TEKS YANG DIEKSTRAK

Dalam realitas
sehari-hari, manusia yang tergolong sebagai mikrokosmos (alam kecil) sekaligus
pelaku sejarah, tidak asing dengan fenomena konvensional (kebiasaan).
Pembakaran karena menempelkan api, kenyang dikarenakan makan, kelaparan
disebabkan ketiadaan makanan untuk dikonsumsi, merupakan contoh-contoh adanya
hukum kausal atau sebab akibat. Bahkan kebohongan fiktif pun, hanya karena
kebiasaan, terkadang menjadi sumber inspiratif seorang melakukan penyembahan,
seperti kepercayaan orang dahulu pada ruh-ruh halus, yang kemudian dikenal
ajaran Animisme. Sekarang pun masih ada, mungkin bisa ditonton pada ’Pesta
Laut’, seumpama. Banyak penduduk sekitar pantai yang merasa yakin laut bagaikan
singa liar yang kapan saatnya akan menerkam penduduk jika tidak diberi sesajen.

DAFTAR BUTIR
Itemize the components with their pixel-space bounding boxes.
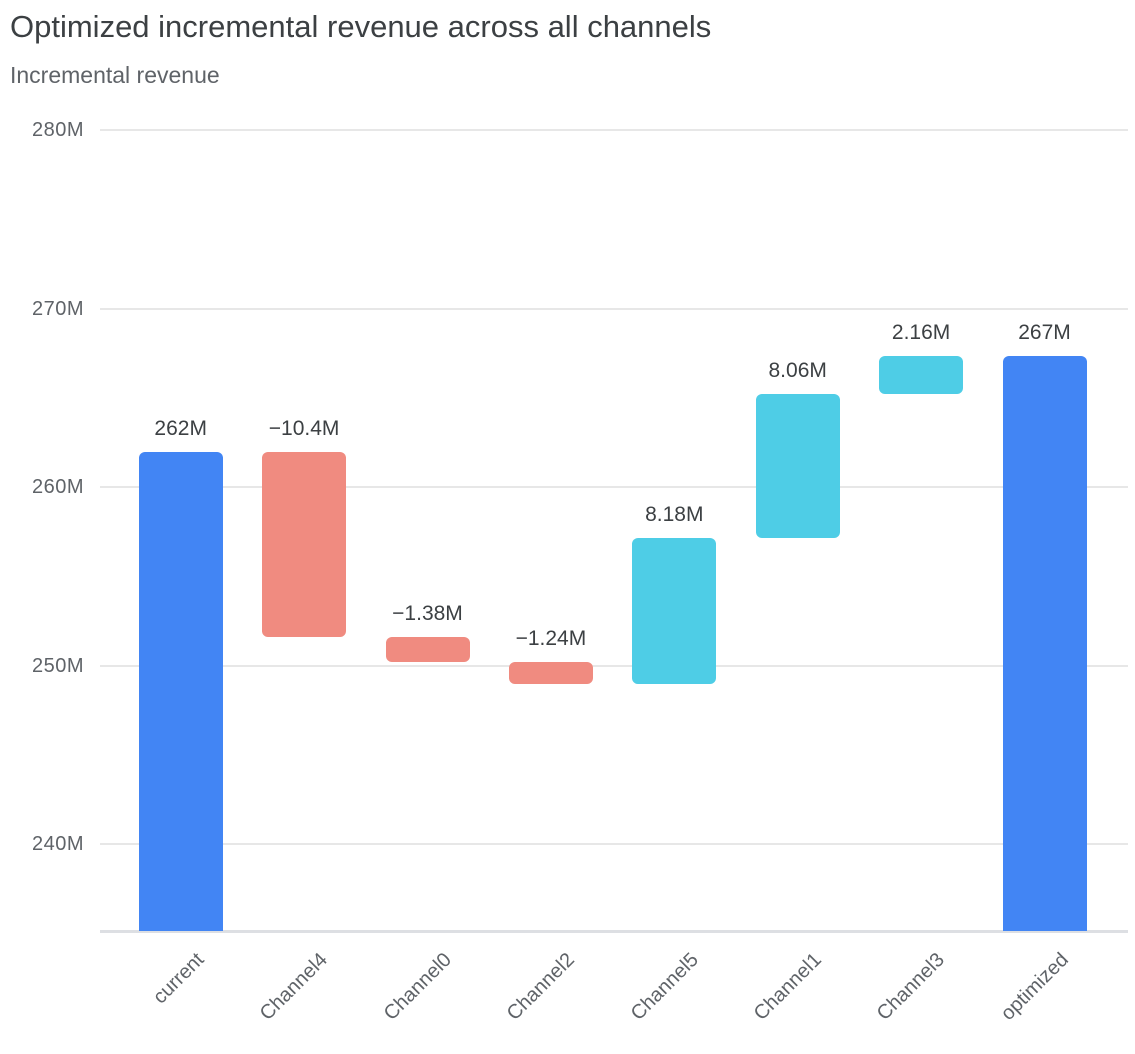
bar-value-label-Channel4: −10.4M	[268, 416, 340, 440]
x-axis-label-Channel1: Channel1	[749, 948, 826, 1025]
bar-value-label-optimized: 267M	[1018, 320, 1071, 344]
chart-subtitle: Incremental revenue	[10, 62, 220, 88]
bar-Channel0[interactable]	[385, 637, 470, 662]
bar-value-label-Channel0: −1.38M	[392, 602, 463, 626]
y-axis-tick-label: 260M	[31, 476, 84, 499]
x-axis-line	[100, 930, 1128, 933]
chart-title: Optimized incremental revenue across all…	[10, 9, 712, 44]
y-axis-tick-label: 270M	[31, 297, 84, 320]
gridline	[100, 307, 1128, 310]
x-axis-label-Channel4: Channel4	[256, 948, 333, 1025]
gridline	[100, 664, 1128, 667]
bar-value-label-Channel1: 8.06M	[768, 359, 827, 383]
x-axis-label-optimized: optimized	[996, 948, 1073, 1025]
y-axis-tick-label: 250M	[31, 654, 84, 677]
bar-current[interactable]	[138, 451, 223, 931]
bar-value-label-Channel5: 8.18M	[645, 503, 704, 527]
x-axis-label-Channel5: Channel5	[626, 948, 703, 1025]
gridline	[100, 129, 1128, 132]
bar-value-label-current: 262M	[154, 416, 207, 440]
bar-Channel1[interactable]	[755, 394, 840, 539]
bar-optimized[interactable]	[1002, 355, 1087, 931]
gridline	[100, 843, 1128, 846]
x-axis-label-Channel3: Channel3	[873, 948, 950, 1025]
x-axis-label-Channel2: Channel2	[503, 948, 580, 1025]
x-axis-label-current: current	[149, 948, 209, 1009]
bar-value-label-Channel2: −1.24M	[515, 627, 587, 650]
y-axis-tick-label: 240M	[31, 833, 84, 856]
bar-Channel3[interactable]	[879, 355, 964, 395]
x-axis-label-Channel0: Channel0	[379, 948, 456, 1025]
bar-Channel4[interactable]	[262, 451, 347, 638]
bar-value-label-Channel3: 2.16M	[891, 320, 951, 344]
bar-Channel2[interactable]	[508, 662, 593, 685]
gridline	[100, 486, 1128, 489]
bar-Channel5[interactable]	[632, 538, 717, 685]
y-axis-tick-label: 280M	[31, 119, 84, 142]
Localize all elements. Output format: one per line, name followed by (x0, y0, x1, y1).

INSTRUKSI DAN KETENTUAN
Salin seluruh teks tentang hukum sebab akibat dan kebiasaan, persis sama tanpa ada yang diubah.

JAWABAN LATIHAN
Dalam realitas
sehari-hari, manusia yang tergolong sebagai mikrokosmos (alam kecil) sekaligus
pelaku sejarah, tidak asing dengan fenomena konvensional (kebiasaan).
Pembakaran karena menempelkan api, kenyang dikarenakan makan, kelaparan
disebabkan ketiadaan makanan untuk dikonsumsi, merupakan contoh-contoh adanya
hukum kausal atau sebab akibat. Bahkan kebohongan fiktif pun, hanya karena
kebiasaan, terkadang menjadi sumber inspiratif seorang melakukan penyembahan,
seperti kepercayaan orang dahulu pada ruh-ruh halus, yang kemudian dikenal
ajaran Animisme. Sekarang pun masih ada, mungkin bisa ditonton pada ’Pesta
Laut’, seumpama. Banyak penduduk sekitar pantai yang merasa yakin laut bagaikan
singa liar yang kapan saatnya akan menerkam penduduk jika tidak diberi sesajen.